Your objective
Identify the lines bearing the string "name" and gather them.
**** Input data
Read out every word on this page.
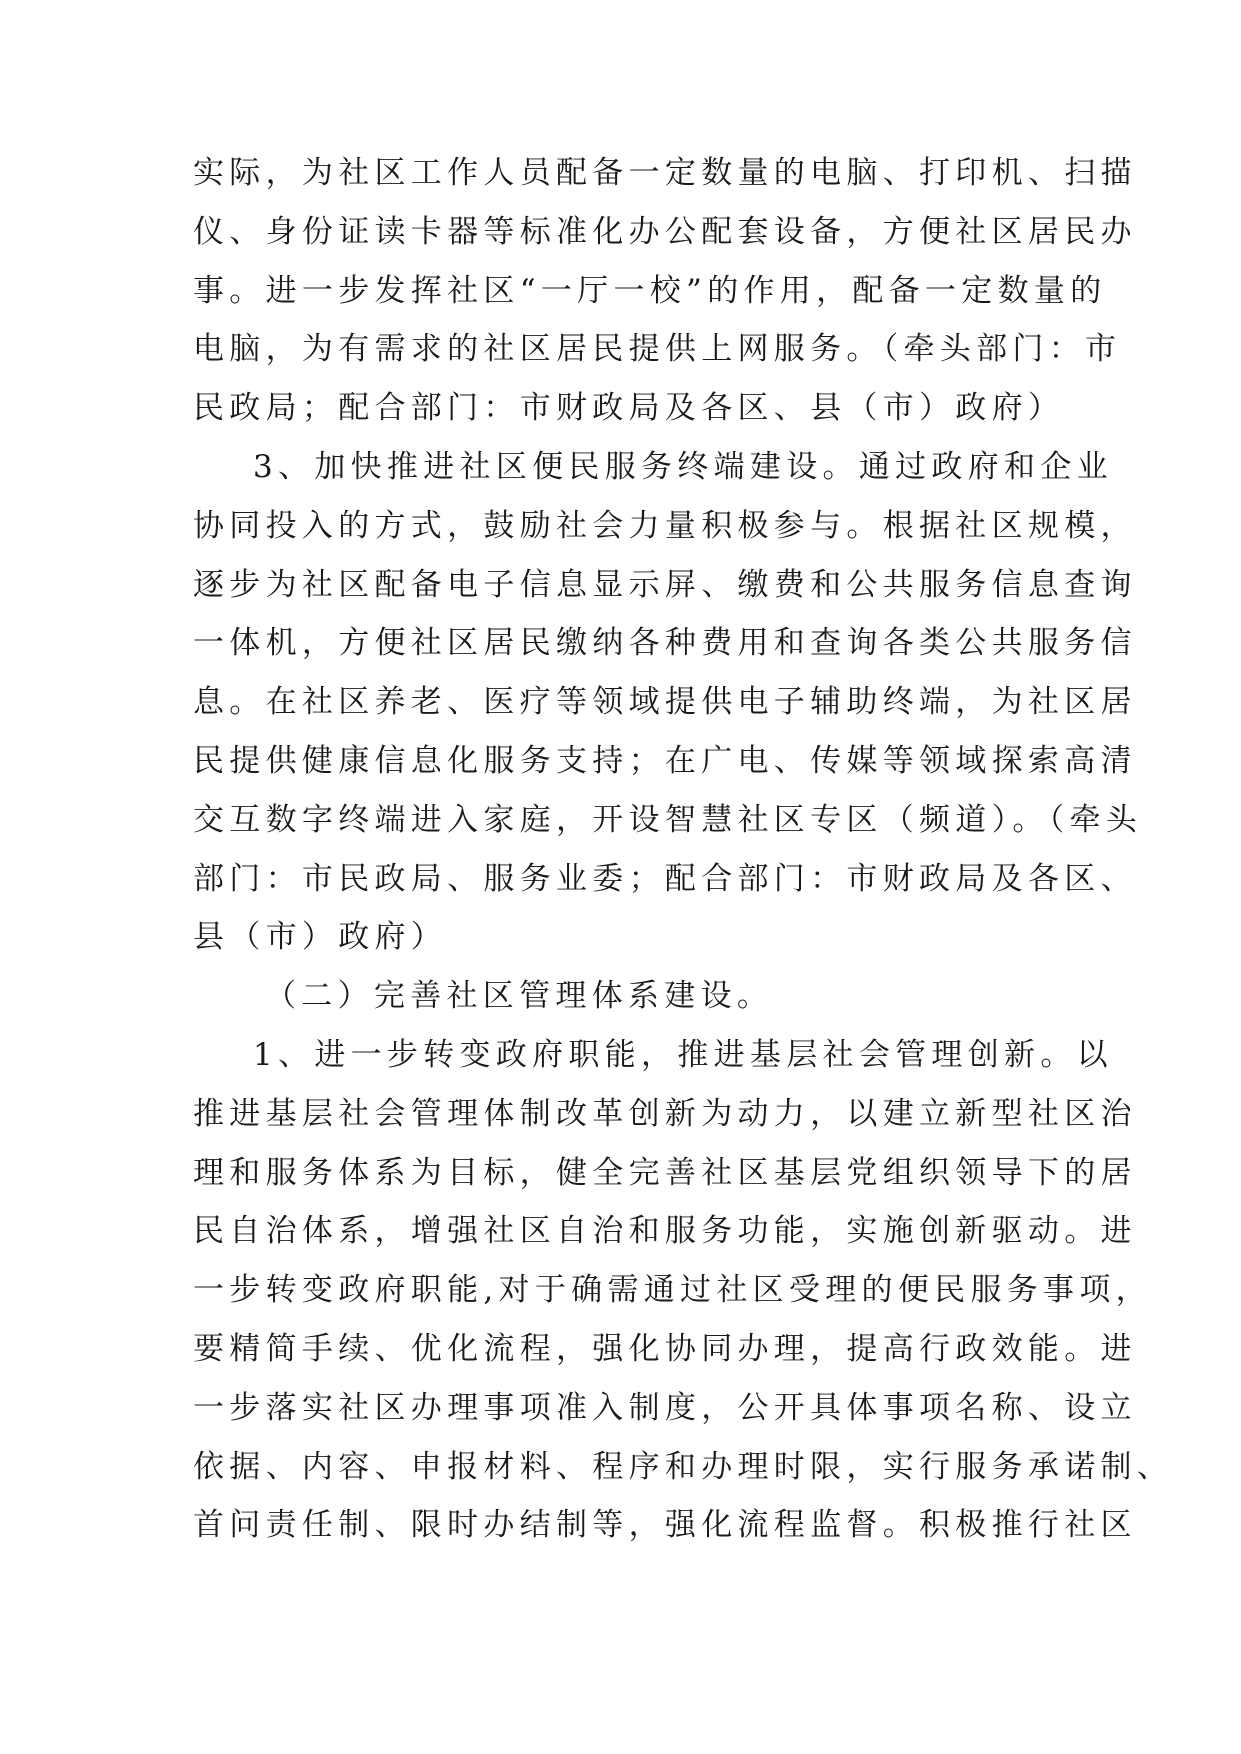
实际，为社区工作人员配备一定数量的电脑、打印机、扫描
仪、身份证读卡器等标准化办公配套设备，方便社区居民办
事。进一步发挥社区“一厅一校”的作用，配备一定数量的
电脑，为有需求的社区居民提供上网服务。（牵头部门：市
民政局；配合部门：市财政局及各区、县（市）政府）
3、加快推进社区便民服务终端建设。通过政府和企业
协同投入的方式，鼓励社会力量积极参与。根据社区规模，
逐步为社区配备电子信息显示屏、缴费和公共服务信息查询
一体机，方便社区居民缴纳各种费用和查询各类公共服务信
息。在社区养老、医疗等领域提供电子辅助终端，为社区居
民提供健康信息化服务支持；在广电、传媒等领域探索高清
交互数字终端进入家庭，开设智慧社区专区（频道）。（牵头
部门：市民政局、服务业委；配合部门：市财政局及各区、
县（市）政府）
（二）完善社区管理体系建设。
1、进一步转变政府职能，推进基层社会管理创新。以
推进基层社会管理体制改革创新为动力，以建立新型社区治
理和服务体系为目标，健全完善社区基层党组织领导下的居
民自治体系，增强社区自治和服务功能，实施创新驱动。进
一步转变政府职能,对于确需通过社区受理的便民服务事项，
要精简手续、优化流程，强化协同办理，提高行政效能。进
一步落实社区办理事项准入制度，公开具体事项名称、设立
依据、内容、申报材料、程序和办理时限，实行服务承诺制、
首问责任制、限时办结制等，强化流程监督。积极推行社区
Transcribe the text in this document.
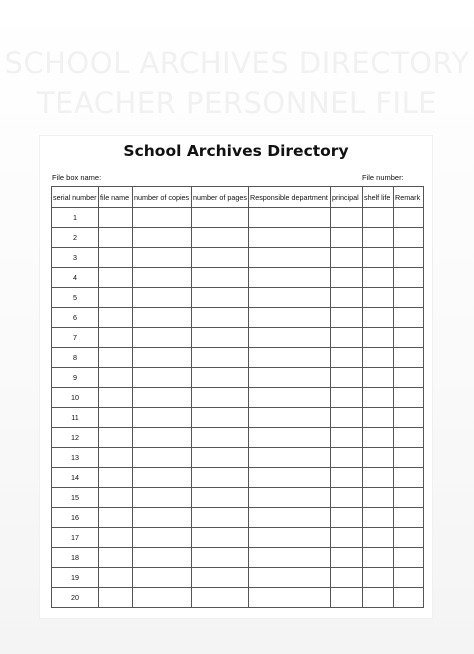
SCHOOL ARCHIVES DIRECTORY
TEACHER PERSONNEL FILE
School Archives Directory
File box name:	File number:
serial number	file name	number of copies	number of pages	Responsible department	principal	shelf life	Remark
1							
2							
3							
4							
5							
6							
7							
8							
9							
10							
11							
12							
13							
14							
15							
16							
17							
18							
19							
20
********
Output for this task
File box name:	File number:
serial number	file name	number of copies	number of pages	Responsible department	principal	shelf life	Remark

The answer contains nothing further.